### OBJECTIVE:
Reproduce, unchanged, the stretch of rows from the start of the data records through the line that contains "project-structure-icon[interactable] xyxy=(1195,67,1217,89)".

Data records
** Start **
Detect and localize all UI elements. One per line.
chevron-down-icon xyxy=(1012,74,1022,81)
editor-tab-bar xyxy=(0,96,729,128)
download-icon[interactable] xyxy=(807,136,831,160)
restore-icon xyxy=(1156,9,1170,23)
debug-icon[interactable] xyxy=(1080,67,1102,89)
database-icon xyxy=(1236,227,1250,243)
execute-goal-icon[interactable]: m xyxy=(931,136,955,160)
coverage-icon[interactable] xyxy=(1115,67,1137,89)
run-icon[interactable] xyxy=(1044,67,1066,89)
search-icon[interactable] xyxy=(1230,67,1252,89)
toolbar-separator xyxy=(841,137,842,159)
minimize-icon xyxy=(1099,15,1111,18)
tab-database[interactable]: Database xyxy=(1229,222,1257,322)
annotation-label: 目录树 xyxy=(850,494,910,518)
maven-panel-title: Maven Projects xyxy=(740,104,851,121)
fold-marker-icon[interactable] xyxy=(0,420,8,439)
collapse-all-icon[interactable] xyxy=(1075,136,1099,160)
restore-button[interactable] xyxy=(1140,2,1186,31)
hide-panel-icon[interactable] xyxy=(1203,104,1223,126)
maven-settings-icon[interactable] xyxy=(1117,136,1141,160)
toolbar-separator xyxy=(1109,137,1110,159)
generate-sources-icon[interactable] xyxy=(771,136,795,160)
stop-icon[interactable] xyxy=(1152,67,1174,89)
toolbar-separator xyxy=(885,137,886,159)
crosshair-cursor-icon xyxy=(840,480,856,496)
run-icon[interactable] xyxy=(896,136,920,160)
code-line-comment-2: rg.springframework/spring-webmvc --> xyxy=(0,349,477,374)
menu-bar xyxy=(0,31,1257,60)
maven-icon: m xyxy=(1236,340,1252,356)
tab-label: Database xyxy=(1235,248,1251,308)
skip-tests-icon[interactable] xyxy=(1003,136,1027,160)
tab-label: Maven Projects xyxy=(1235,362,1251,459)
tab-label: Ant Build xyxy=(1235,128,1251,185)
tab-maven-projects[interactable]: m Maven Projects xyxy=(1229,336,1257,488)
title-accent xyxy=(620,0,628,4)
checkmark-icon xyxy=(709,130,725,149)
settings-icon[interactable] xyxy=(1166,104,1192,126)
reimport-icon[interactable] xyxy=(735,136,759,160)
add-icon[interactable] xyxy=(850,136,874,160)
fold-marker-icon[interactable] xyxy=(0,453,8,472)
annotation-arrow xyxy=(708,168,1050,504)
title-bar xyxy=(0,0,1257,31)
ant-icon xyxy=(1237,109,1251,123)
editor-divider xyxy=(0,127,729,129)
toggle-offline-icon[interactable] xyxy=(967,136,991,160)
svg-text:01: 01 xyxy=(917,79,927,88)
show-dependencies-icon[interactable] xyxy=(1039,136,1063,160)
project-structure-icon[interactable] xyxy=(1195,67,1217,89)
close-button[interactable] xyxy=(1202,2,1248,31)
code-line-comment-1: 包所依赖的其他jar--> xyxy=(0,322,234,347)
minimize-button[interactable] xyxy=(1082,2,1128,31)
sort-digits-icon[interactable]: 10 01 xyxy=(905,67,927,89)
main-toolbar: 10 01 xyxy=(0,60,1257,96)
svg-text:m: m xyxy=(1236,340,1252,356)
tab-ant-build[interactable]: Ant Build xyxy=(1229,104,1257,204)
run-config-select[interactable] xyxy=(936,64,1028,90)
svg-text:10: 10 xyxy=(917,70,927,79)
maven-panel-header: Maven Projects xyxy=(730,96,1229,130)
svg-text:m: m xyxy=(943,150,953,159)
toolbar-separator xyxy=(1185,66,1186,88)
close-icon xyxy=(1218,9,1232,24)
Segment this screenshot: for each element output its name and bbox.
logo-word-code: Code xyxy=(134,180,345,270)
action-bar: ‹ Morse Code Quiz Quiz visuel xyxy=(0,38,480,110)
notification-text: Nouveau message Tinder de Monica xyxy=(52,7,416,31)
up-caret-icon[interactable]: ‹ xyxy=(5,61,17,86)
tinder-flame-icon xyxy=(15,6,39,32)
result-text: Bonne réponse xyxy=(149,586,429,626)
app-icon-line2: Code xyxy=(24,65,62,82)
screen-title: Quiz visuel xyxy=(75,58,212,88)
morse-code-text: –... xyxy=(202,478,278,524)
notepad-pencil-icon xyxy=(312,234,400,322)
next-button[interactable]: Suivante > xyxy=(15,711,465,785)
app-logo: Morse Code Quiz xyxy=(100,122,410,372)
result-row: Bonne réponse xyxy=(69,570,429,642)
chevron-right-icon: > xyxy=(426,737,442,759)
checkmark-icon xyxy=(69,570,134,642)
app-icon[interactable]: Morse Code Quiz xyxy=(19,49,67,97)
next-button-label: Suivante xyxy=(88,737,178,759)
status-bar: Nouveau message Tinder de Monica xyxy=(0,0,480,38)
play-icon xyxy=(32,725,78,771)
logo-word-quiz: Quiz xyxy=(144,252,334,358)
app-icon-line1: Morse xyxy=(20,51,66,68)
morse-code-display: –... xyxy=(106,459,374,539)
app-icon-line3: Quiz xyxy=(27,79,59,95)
** End **
### RESPONSE TO THE EXERCISE:
Detect and localize all UI elements. One per line.
chevron-down-icon xyxy=(1012,74,1022,81)
editor-tab-bar xyxy=(0,96,729,128)
download-icon[interactable] xyxy=(807,136,831,160)
restore-icon xyxy=(1156,9,1170,23)
debug-icon[interactable] xyxy=(1080,67,1102,89)
database-icon xyxy=(1236,227,1250,243)
execute-goal-icon[interactable]: m xyxy=(931,136,955,160)
coverage-icon[interactable] xyxy=(1115,67,1137,89)
run-icon[interactable] xyxy=(1044,67,1066,89)
search-icon[interactable] xyxy=(1230,67,1252,89)
toolbar-separator xyxy=(841,137,842,159)
minimize-icon xyxy=(1099,15,1111,18)
tab-database[interactable]: Database xyxy=(1229,222,1257,322)
annotation-label: 目录树 xyxy=(850,494,910,518)
maven-panel-title: Maven Projects xyxy=(740,104,851,121)
fold-marker-icon[interactable] xyxy=(0,420,8,439)
collapse-all-icon[interactable] xyxy=(1075,136,1099,160)
restore-button[interactable] xyxy=(1140,2,1186,31)
hide-panel-icon[interactable] xyxy=(1203,104,1223,126)
maven-settings-icon[interactable] xyxy=(1117,136,1141,160)
toolbar-separator xyxy=(1109,137,1110,159)
generate-sources-icon[interactable] xyxy=(771,136,795,160)
stop-icon[interactable] xyxy=(1152,67,1174,89)
toolbar-separator xyxy=(885,137,886,159)
crosshair-cursor-icon xyxy=(840,480,856,496)
run-icon[interactable] xyxy=(896,136,920,160)
code-line-comment-2: rg.springframework/spring-webmvc --> xyxy=(0,349,477,374)
menu-bar xyxy=(0,31,1257,60)
maven-icon: m xyxy=(1236,340,1252,356)
tab-label: Database xyxy=(1235,248,1251,308)
skip-tests-icon[interactable] xyxy=(1003,136,1027,160)
tab-label: Maven Projects xyxy=(1235,362,1251,459)
tab-label: Ant Build xyxy=(1235,128,1251,185)
tab-maven-projects[interactable]: m Maven Projects xyxy=(1229,336,1257,488)
title-accent xyxy=(620,0,628,4)
checkmark-icon xyxy=(709,130,725,149)
settings-icon[interactable] xyxy=(1166,104,1192,126)
reimport-icon[interactable] xyxy=(735,136,759,160)
add-icon[interactable] xyxy=(850,136,874,160)
fold-marker-icon[interactable] xyxy=(0,453,8,472)
annotation-arrow xyxy=(708,168,1050,504)
title-bar xyxy=(0,0,1257,31)
ant-icon xyxy=(1237,109,1251,123)
editor-divider xyxy=(0,127,729,129)
toggle-offline-icon[interactable] xyxy=(967,136,991,160)
svg-text:01: 01 xyxy=(917,79,927,88)
show-dependencies-icon[interactable] xyxy=(1039,136,1063,160)
project-structure-icon[interactable] xyxy=(1195,67,1217,89)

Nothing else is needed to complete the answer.